Plus we multi-stream live to YouTube, Facebook Live, and even Vimeo Live all at the same time! To do that, we use Pearl-2. It’s an all-in-one live streaming, recording, and switching solution. Pearl-2 has six HD inputs and is super easy to setup with touchscreen controls and the Epiphan Live web interface. Pearl’s loaded with features so we can get creative with custom picture in picture layouts, chroma keyed backgrounds, and other “nice to haves” that make Pearl-2 essential in our live streaming studio.
Another option is to go lean with your hardware encoder and stream to one social media platform at a time. We use the Webcaster X2 when we want to set up a quick stream to either Facebook or YouTube. It’s a great little hardware encoder that’s super easy to use. Just set it up once, then just click the button to go live. The Webcaster X2 may not be an essential encoder in our studio setup, but it’s a great piece of gear to easily stream your dream Internet show, like the people at Edgy Veg.

|---|

Objective>
According to the passage on live streaming gear, how many HD inputs does Pearl-2 have?

Data entries>

|---|

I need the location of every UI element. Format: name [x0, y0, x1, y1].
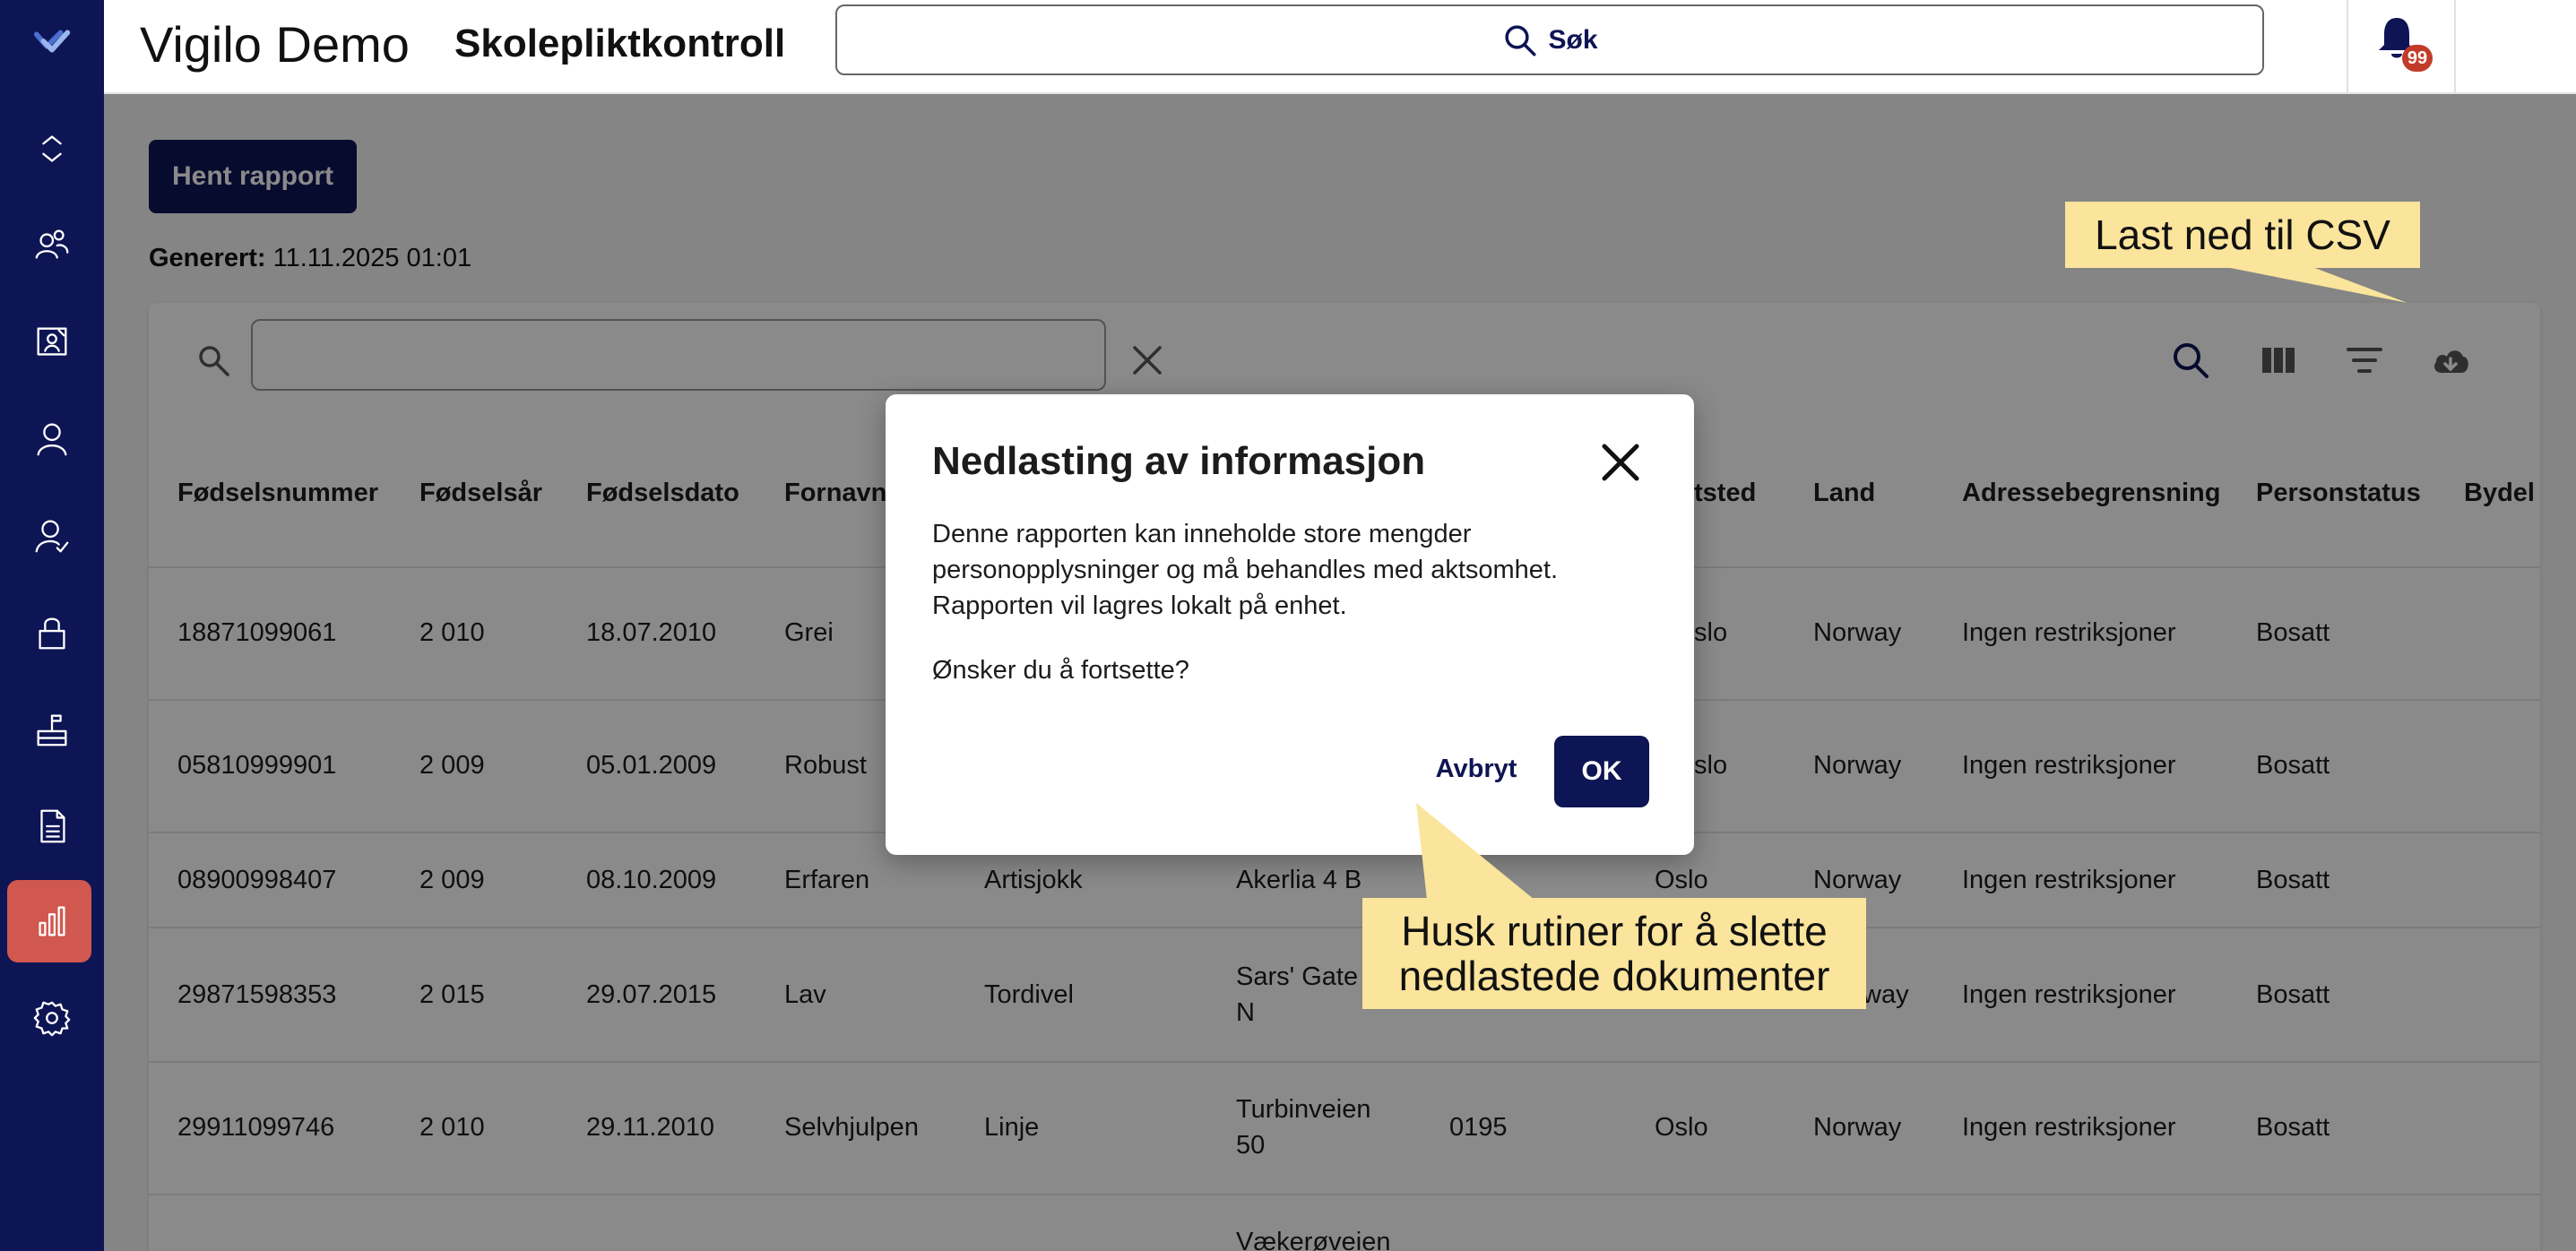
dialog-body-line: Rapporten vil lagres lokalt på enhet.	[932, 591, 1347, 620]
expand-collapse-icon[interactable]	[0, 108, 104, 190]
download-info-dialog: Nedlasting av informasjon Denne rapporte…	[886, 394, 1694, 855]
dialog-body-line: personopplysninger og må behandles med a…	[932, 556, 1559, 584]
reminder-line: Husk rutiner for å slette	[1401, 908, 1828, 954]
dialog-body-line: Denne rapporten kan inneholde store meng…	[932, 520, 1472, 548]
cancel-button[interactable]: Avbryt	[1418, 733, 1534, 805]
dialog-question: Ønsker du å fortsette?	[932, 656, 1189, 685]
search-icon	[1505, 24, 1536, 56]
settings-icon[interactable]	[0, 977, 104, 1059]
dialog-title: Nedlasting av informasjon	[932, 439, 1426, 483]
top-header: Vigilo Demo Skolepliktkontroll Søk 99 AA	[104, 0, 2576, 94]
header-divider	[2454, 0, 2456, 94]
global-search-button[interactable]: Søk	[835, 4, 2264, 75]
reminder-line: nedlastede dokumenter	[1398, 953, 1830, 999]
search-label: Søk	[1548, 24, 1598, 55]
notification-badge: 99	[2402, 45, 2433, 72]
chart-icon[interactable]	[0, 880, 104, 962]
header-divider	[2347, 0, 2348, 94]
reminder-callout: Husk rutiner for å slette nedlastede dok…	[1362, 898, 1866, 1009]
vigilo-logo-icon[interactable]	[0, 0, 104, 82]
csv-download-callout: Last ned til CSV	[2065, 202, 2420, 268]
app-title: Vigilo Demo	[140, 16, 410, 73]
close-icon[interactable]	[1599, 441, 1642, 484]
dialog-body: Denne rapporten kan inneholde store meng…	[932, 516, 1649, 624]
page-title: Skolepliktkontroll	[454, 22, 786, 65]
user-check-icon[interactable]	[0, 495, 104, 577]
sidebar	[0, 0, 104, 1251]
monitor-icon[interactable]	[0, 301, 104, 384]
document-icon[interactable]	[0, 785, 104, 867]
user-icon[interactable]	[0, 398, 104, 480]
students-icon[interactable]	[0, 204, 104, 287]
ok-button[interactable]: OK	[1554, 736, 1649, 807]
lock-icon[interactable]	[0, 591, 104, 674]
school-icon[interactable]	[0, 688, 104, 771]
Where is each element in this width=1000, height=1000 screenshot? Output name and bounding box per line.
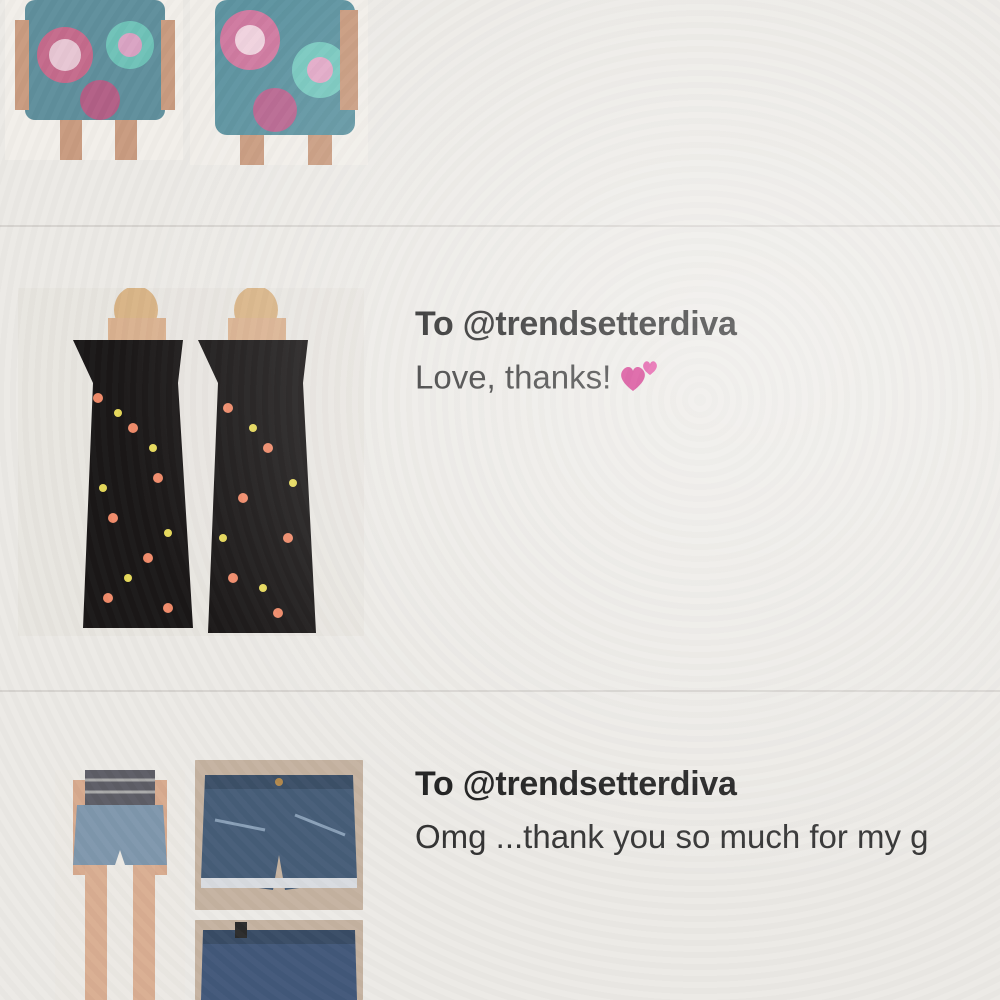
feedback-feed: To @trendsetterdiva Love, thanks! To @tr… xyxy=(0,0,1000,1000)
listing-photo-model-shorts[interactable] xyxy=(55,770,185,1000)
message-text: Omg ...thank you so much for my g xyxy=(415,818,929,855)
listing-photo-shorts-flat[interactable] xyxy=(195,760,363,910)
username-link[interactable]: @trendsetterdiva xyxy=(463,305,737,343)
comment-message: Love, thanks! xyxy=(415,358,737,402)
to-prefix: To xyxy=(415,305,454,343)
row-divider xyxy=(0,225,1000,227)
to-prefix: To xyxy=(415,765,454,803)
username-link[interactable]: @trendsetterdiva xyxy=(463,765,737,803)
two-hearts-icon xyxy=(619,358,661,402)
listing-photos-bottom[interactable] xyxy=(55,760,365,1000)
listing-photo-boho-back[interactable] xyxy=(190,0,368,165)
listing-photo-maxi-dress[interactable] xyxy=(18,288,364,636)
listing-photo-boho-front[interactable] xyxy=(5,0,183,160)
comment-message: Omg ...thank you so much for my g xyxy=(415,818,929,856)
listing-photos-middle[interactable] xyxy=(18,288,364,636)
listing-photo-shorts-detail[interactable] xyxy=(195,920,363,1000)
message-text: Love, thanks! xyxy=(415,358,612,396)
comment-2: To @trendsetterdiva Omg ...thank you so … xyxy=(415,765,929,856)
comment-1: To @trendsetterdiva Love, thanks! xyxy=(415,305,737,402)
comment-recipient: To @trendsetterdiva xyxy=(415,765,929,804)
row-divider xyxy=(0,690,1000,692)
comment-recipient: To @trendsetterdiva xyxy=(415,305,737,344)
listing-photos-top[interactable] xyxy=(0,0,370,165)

|---|

Response>
Six.